*RAW RECORDS*
[BEGIN]

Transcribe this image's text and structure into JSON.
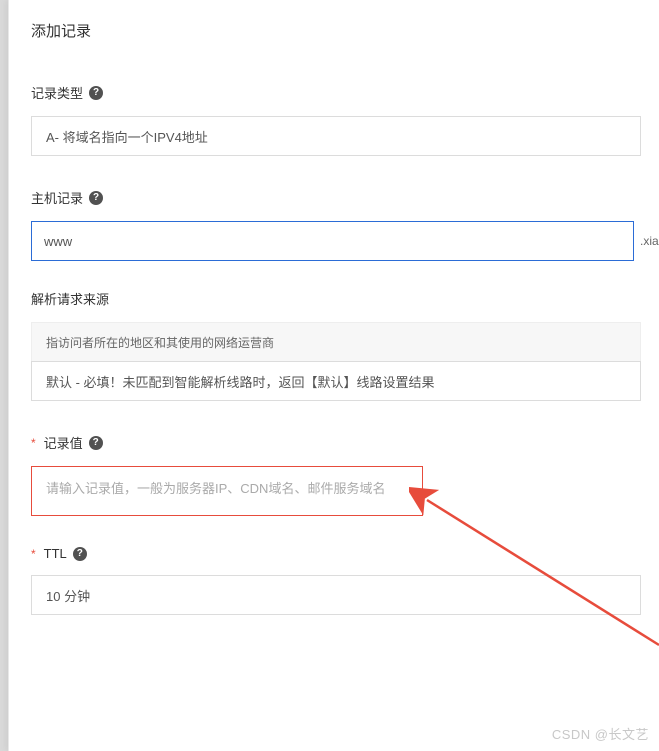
{
  "title": "添加记录",
  "record_type": {
    "label": "记录类型",
    "value": "A- 将域名指向一个IPV4地址"
  },
  "host_record": {
    "label": "主机记录",
    "value": "www",
    "suffix": ".xiao"
  },
  "request_source": {
    "label": "解析请求来源",
    "sublabel": "指访问者所在的地区和其使用的网络运营商",
    "value": "默认 - 必填！未匹配到智能解析线路时，返回【默认】线路设置结果"
  },
  "record_value": {
    "label": "记录值",
    "placeholder": "请输入记录值，一般为服务器IP、CDN域名、邮件服务域名"
  },
  "ttl": {
    "label": "TTL",
    "value": "10 分钟"
  },
  "watermark": "CSDN @长文艺"
}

[END]

*SHORT EXERCISE*
Output the data above without changes, apart from leaving out the pictures.

*WORKED SOLUTION*
Transcribe this image's text and structure into JSON.
{
  "title": "添加记录",
  "record_type": {
    "label": "记录类型",
    "value": "A- 将域名指向一个IPV4地址"
  },
  "host_record": {
    "label": "主机记录",
    "value": "www",
    "suffix": ".xiao"
  },
  "request_source": {
    "label": "解析请求来源",
    "sublabel": "指访问者所在的地区和其使用的网络运营商",
    "value": "默认 - 必填！未匹配到智能解析线路时，返回【默认】线路设置结果"
  },
  "record_value": {
    "label": "记录值",
    "placeholder": "请输入记录值，一般为服务器IP、CDN域名、邮件服务域名"
  },
  "ttl": {
    "label": "TTL",
    "value": "10 分钟"
  },
  "watermark": "CSDN @长文艺"
}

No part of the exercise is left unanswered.